** Task directions **
Every entry must be copied word for word.

Stored data entries:
%%

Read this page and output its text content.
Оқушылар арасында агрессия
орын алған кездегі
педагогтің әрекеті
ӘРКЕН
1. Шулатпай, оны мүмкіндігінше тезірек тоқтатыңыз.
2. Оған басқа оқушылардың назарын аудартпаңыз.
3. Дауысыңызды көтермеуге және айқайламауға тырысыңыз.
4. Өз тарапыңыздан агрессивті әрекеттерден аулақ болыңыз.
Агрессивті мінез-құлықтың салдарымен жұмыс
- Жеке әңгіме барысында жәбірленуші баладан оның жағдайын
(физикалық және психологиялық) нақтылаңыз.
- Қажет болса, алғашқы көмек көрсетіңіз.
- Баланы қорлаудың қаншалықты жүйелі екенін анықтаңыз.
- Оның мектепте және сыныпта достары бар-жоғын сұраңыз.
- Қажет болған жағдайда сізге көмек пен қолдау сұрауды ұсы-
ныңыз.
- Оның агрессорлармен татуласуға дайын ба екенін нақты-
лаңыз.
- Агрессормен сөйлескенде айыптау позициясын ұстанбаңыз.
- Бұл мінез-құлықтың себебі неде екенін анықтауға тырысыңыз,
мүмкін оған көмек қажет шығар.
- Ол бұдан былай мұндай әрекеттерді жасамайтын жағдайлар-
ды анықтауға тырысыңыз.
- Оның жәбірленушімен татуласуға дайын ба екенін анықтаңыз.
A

%%

** Problem solution **
Read this page and output its text content.
Оқушылар арасында агрессия
орын алған кездегі
педагогтің әрекеті
ӘРКЕН
1. Шулатпай, оны мүмкіндігінше тезірек тоқтатыңыз.
2. Оған басқа оқушылардың назарын аудартпаңыз.
3. Дауысыңызды көтермеуге және айқайламауға тырысыңыз.
4. Өз тарапыңыздан агрессивті әрекеттерден аулақ болыңыз.
Агрессивті мінез-құлықтың салдарымен жұмыс
- Жеке әңгіме барысында жәбірленуші баладан оның жағдайын
(физикалық және психологиялық) нақтылаңыз.
- Қажет болса, алғашқы көмек көрсетіңіз.
- Баланы қорлаудың қаншалықты жүйелі екенін анықтаңыз.
- Оның мектепте және сыныпта достары бар-жоғын сұраңыз.
- Қажет болған жағдайда сізге көмек пен қолдау сұрауды ұсы-
ныңыз.
- Оның агрессорлармен татуласуға дайын ба екенін нақты-
лаңыз.
- Агрессормен сөйлескенде айыптау позициясын ұстанбаңыз.
- Бұл мінез-құлықтың себебі неде екенін анықтауға тырысыңыз,
мүмкін оған көмек қажет шығар.
- Ол бұдан былай мұндай әрекеттерді жасамайтын жағдайлар-
ды анықтауға тырысыңыз.
- Оның жәбірленушімен татуласуға дайын ба екенін анықтаңыз.
A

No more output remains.